EXERCISE DESCRIPTION:
Emit the data below verbatim, stripping out any pictures.

RECORDS PROVIDED:
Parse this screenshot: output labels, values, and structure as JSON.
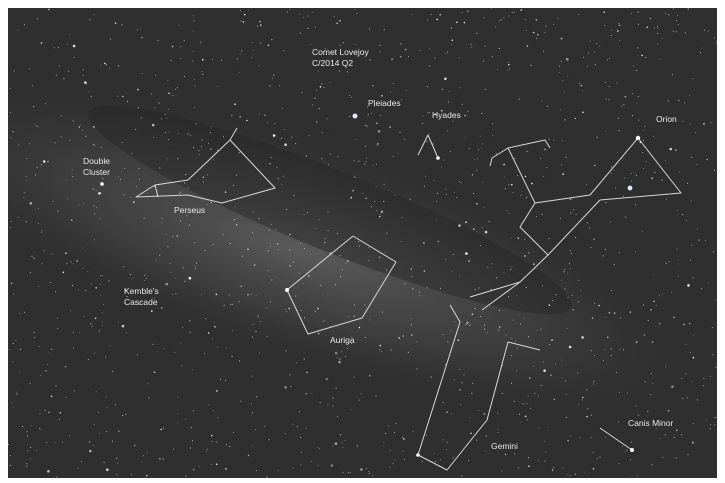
{
  "image": {
    "labels": {
      "comet_lovejoy": [
        "Comet Lovejoy",
        "C/2014 Q2"
      ],
      "pleiades": "Pleiades",
      "hyades": "Hyades",
      "orion": "Orion",
      "double_cluster": [
        "Double",
        "Cluster"
      ],
      "perseus": "Perseus",
      "kembles_cascade": [
        "Kemble's",
        "Cascade"
      ],
      "auriga": "Auriga",
      "gemini": "Gemini",
      "canis_minor": "Canis Minor"
    }
  }
}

CORRECT ANSWER:
Parse this screenshot: output labels, values, and structure as JSON.
{
  "image": {
    "labels": {
      "comet_lovejoy": [
        "Comet Lovejoy",
        "C/2014 Q2"
      ],
      "pleiades": "Pleiades",
      "hyades": "Hyades",
      "orion": "Orion",
      "double_cluster": [
        "Double",
        "Cluster"
      ],
      "perseus": "Perseus",
      "kembles_cascade": [
        "Kemble's",
        "Cascade"
      ],
      "auriga": "Auriga",
      "gemini": "Gemini",
      "canis_minor": "Canis Minor"
    }
  }
}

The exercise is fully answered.